-- start of Text to read --
Unplanned power plant failures have been seen to be a major cause of power shortages, and thus customer power cuts, in the South African power grid. These failures are measured as the unplanned capability loss factor (UCLF). The study of South Africa’s UCLF is almost non-existent. Parameters that affect the future UCLF are, thus, still not well understood, making it challenging to forecast when power shortages may be experienced. This paper presents a novel study of South African UCLF forecasting using state-of-the-art deep learning techniques. The study further introduces a novel deep learning ensemble South African UCLF forecasting system. The performance of three of the best recent forecasting techniques, namely, long short-term memory recurrent neural network (LSTM-RNN), deep belief network (DBN), and optimally pruned extreme learning machines (OP-ELM), as well as their aggregated ensembles, are investigated for South African UCLF forecasting. The impact of three key parameters (installed capacity, demand, and planned capability loss factor) on the future UCLF is investigated. The results showed that the exclusion of installed capacity in the LSTM-RNN, DBN, OP-ELM, and ensemble models doubled the UCLF forecasting error. It was also found that an ensemble model of two LSTM-RNN models achieved the lowest errors with a symmetric mean absolute percentage error (sMAPE) of 6.43%, mean absolute error (MAE) of 7.36%, and root-mean-square error (RMSE) of 9.21%. LSTM-RNN also achieved the lowest errors amongst the individual models.
-- end of Text to read --
-- start of Data --
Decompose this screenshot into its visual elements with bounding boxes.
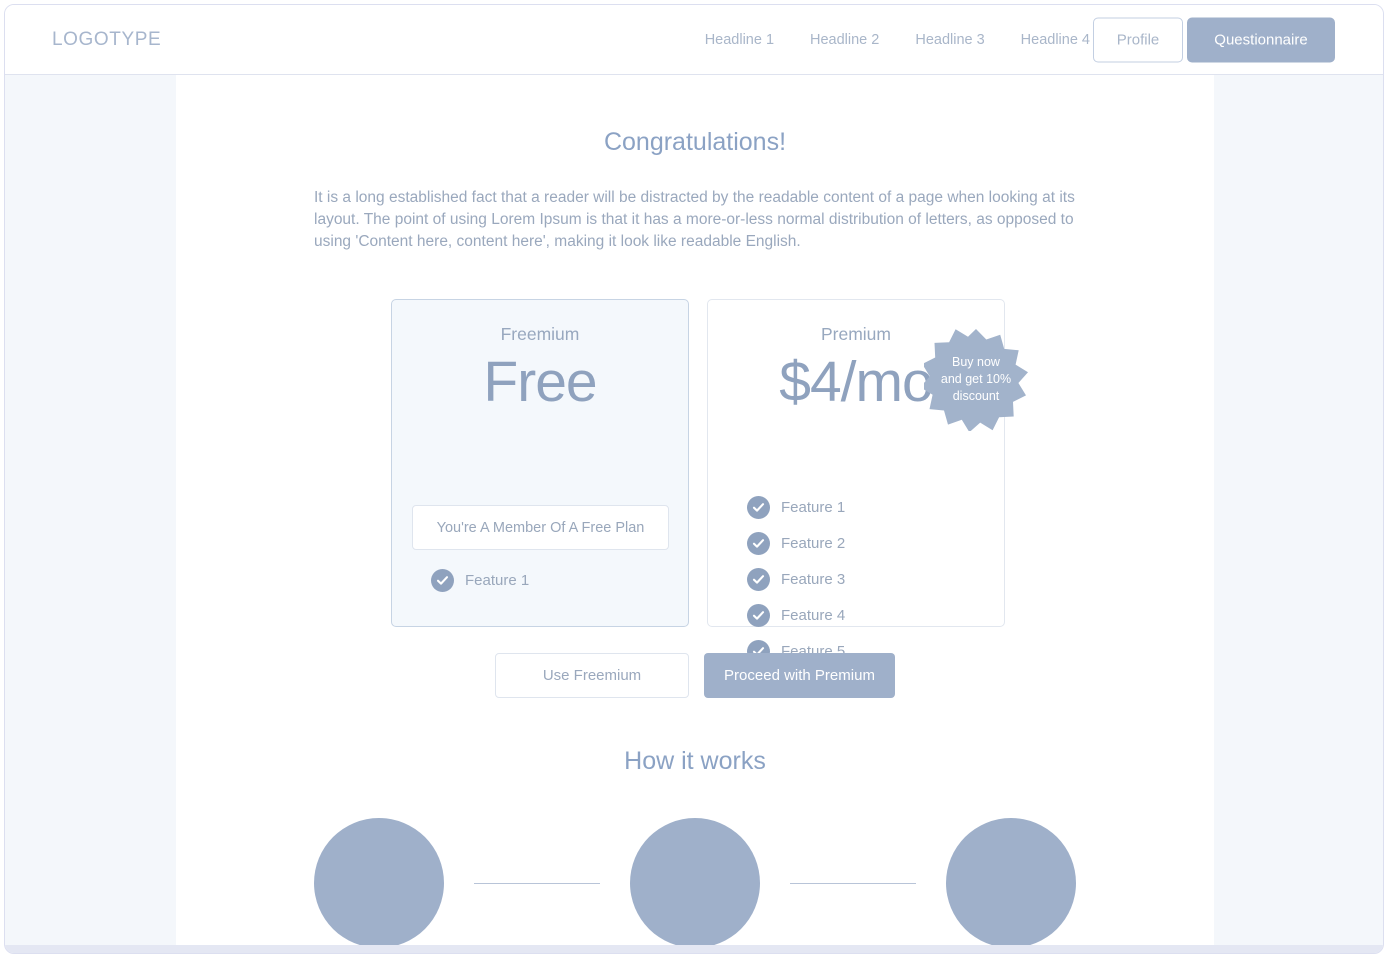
footer-strip: [5, 945, 1383, 953]
check-circle-icon: [747, 604, 770, 627]
list-item: Feature 1: [431, 569, 727, 592]
how-it-works-title: How it works: [624, 747, 766, 775]
proceed-with-premium-button[interactable]: Proceed with Premium: [704, 653, 895, 698]
feature-label: Feature 1: [781, 499, 846, 516]
feature-label: Feature 2: [781, 535, 846, 552]
step-circle-3: [946, 818, 1076, 947]
step-connector-1: [474, 882, 600, 884]
profile-button[interactable]: Profile: [1093, 17, 1183, 62]
feature-label: Feature 3: [781, 571, 846, 588]
nav-link-headline-4[interactable]: Headline 4: [1021, 32, 1090, 48]
top-navigation-bar: LOGOTYPE Headline 1 Headline 2 Headline …: [5, 5, 1383, 75]
nav-action-buttons: Profile Questionnaire: [1093, 17, 1335, 62]
check-circle-icon: [747, 532, 770, 555]
freemium-membership-note: You're A Member Of A Free Plan: [412, 505, 669, 550]
step-circle-2: [630, 818, 760, 947]
pricing-cards: Freemium Free You're A Member Of A Free …: [176, 299, 1214, 663]
nav-links: Headline 1 Headline 2 Headline 3 Headlin…: [705, 32, 1090, 48]
app-window: LOGOTYPE Headline 1 Headline 2 Headline …: [4, 4, 1384, 954]
how-it-works-steps: [176, 813, 1214, 947]
nav-link-headline-3[interactable]: Headline 3: [915, 32, 984, 48]
list-item: Feature 2: [747, 532, 1043, 555]
step-circle-1: [314, 818, 444, 947]
hero-paragraph: It is a long established fact that a rea…: [314, 189, 1075, 250]
check-circle-icon: [747, 496, 770, 519]
nav-link-headline-2[interactable]: Headline 2: [810, 32, 879, 48]
check-circle-icon: [747, 568, 770, 591]
list-item: Feature 4: [747, 604, 1043, 627]
cta-button-row: Use Freemium Proceed with Premium: [176, 653, 1214, 698]
freemium-feature-list: Feature 1: [431, 569, 727, 605]
check-circle-icon: [431, 569, 454, 592]
page-body: Congratulations! It is a long establishe…: [5, 75, 1383, 947]
feature-label: Feature 1: [465, 572, 530, 589]
step-connector-2: [790, 882, 916, 884]
freemium-plan-price: Free: [483, 350, 597, 414]
content-column: Congratulations! It is a long establishe…: [176, 75, 1214, 947]
logotype[interactable]: LOGOTYPE: [52, 29, 161, 51]
list-item: Feature 3: [747, 568, 1043, 591]
questionnaire-button[interactable]: Questionnaire: [1187, 17, 1335, 62]
discount-badge[interactable]: Buy now and get 10% discount: [924, 327, 1028, 431]
use-freemium-button[interactable]: Use Freemium: [495, 653, 689, 698]
premium-feature-list: Feature 1 Feature 2 Feature 3 Feature 4 …: [747, 496, 1043, 676]
pricing-card-freemium[interactable]: Freemium Free You're A Member Of A Free …: [391, 299, 689, 627]
feature-label: Feature 4: [781, 607, 846, 624]
list-item: Feature 1: [747, 496, 1043, 519]
page-title: Congratulations!: [603, 128, 787, 156]
nav-link-headline-1[interactable]: Headline 1: [705, 32, 774, 48]
freemium-plan-name: Freemium: [500, 324, 580, 344]
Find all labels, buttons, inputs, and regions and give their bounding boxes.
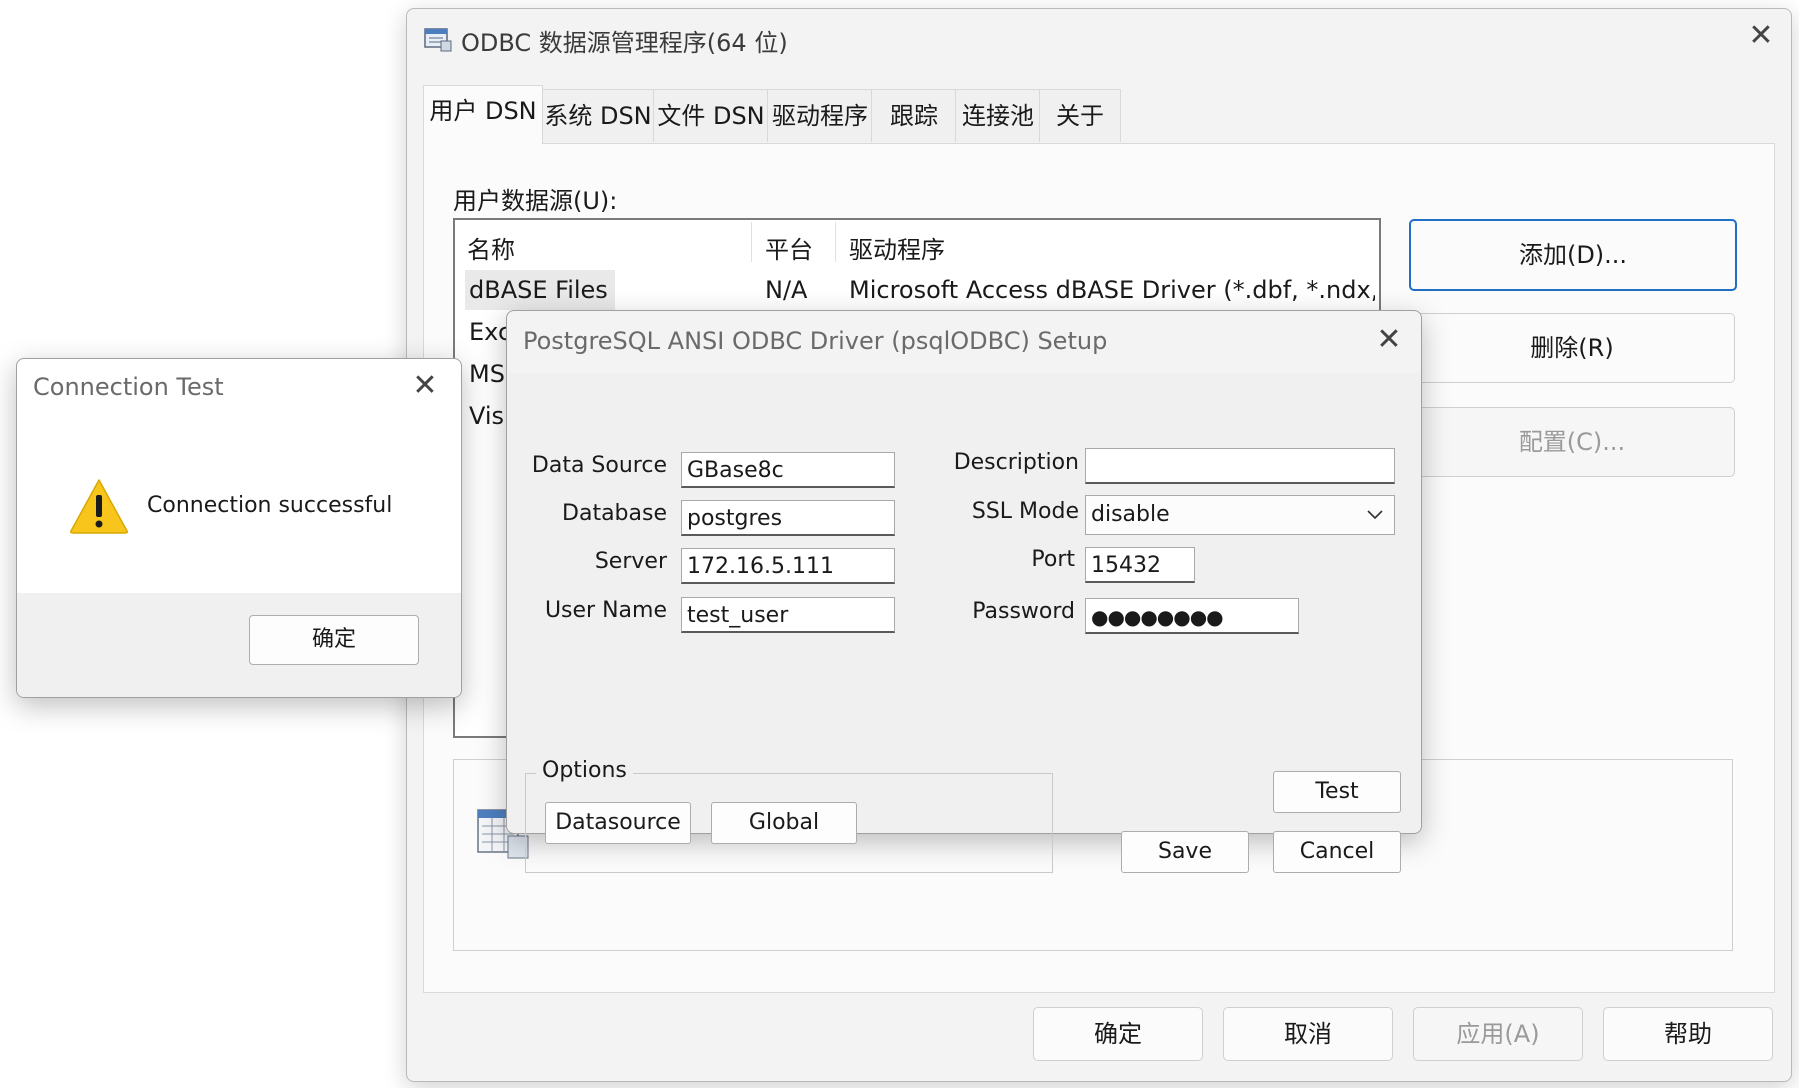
- help-button[interactable]: 帮助: [1603, 1007, 1773, 1061]
- connection-test-dialog: Connection Test ✕ Connection successful …: [16, 358, 462, 698]
- column-header-name[interactable]: 名称: [467, 230, 515, 265]
- database-field[interactable]: postgres: [681, 500, 895, 536]
- psqlodbc-setup-dialog: PostgreSQL ANSI ODBC Driver (psqlODBC) S…: [506, 310, 1422, 873]
- data-source-label: Data Source: [531, 453, 667, 478]
- server-field[interactable]: 172.16.5.111: [681, 548, 895, 584]
- description-label: Description: [953, 450, 1079, 475]
- tab-tracing[interactable]: 跟踪: [871, 89, 957, 142]
- data-source-field[interactable]: GBase8c: [681, 452, 895, 488]
- password-field[interactable]: ●●●●●●●●: [1085, 598, 1299, 634]
- cancel-button[interactable]: Cancel: [1273, 831, 1401, 873]
- save-button[interactable]: Save: [1121, 831, 1249, 873]
- tab-file-dsn[interactable]: 文件 DSN: [653, 89, 769, 142]
- dialog-body: Data Source GBase8c Database postgres Se…: [507, 373, 1421, 873]
- connection-message: Connection successful: [147, 493, 393, 518]
- ssl-mode-value: disable: [1091, 502, 1170, 527]
- row-1-name[interactable]: Exc: [469, 318, 511, 346]
- column-header-driver[interactable]: 驱动程序: [849, 230, 945, 265]
- description-field[interactable]: [1085, 448, 1395, 484]
- close-icon[interactable]: ✕: [1371, 325, 1407, 359]
- chevron-down-icon: [1366, 496, 1384, 534]
- add-button[interactable]: 添加(D)...: [1409, 219, 1737, 291]
- ssl-mode-select[interactable]: disable: [1085, 495, 1395, 535]
- row-3-name[interactable]: Visi: [469, 402, 511, 430]
- configure-button[interactable]: 配置(C)...: [1409, 407, 1735, 477]
- dialog-title: PostgreSQL ANSI ODBC Driver (psqlODBC) S…: [523, 327, 1108, 355]
- warning-icon: [69, 477, 129, 535]
- close-icon[interactable]: ✕: [1741, 21, 1781, 57]
- cancel-button[interactable]: 取消: [1223, 1007, 1393, 1061]
- port-field[interactable]: 15432: [1085, 547, 1195, 583]
- close-icon[interactable]: ✕: [407, 371, 443, 405]
- password-label: Password: [972, 599, 1075, 624]
- tab-system-dsn[interactable]: 系统 DSN: [541, 89, 655, 142]
- server-label: Server: [594, 549, 667, 574]
- options-legend: Options: [536, 758, 633, 783]
- column-header-platform[interactable]: 平台: [765, 230, 813, 265]
- odbc-app-icon: [423, 23, 453, 53]
- column-divider[interactable]: [835, 222, 836, 262]
- datasource-options-button[interactable]: Datasource: [545, 802, 691, 844]
- ok-button[interactable]: 确定: [1033, 1007, 1203, 1061]
- ok-button[interactable]: 确定: [249, 615, 419, 665]
- row-0-platform[interactable]: N/A: [765, 276, 807, 304]
- tab-user-dsn[interactable]: 用户 DSN: [423, 85, 543, 144]
- window-title: ODBC 数据源管理程序(64 位): [461, 29, 788, 57]
- dialog-title: Connection Test: [33, 373, 224, 401]
- ssl-mode-label: SSL Mode: [971, 499, 1079, 524]
- remove-button[interactable]: 删除(R): [1409, 313, 1735, 383]
- row-0-name[interactable]: dBASE Files: [469, 276, 608, 304]
- row-0-driver[interactable]: Microsoft Access dBASE Driver (*.dbf, *.…: [849, 276, 1375, 304]
- user-datasources-label: 用户数据源(U):: [453, 187, 618, 215]
- row-2-name[interactable]: MS: [469, 360, 505, 388]
- test-button[interactable]: Test: [1273, 771, 1401, 813]
- tab-connection-pooling[interactable]: 连接池: [955, 89, 1041, 142]
- port-label: Port: [1031, 547, 1075, 572]
- apply-button[interactable]: 应用(A): [1413, 1007, 1583, 1061]
- dialog-footer: 确定: [17, 593, 461, 697]
- user-name-label: User Name: [544, 598, 667, 623]
- database-label: Database: [562, 501, 667, 526]
- column-divider[interactable]: [751, 222, 752, 262]
- tab-about[interactable]: 关于: [1039, 89, 1121, 142]
- tab-drivers[interactable]: 驱动程序: [767, 89, 873, 142]
- user-name-field[interactable]: test_user: [681, 597, 895, 633]
- global-options-button[interactable]: Global: [711, 802, 857, 844]
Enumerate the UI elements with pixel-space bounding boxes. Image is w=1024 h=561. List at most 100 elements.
-- end of Data --
- Exercise requirements
In the passage on South African power plant failures, what happened to the UCLF forecasting error when installed capacity was excluded from the models?

- Response
It doubled.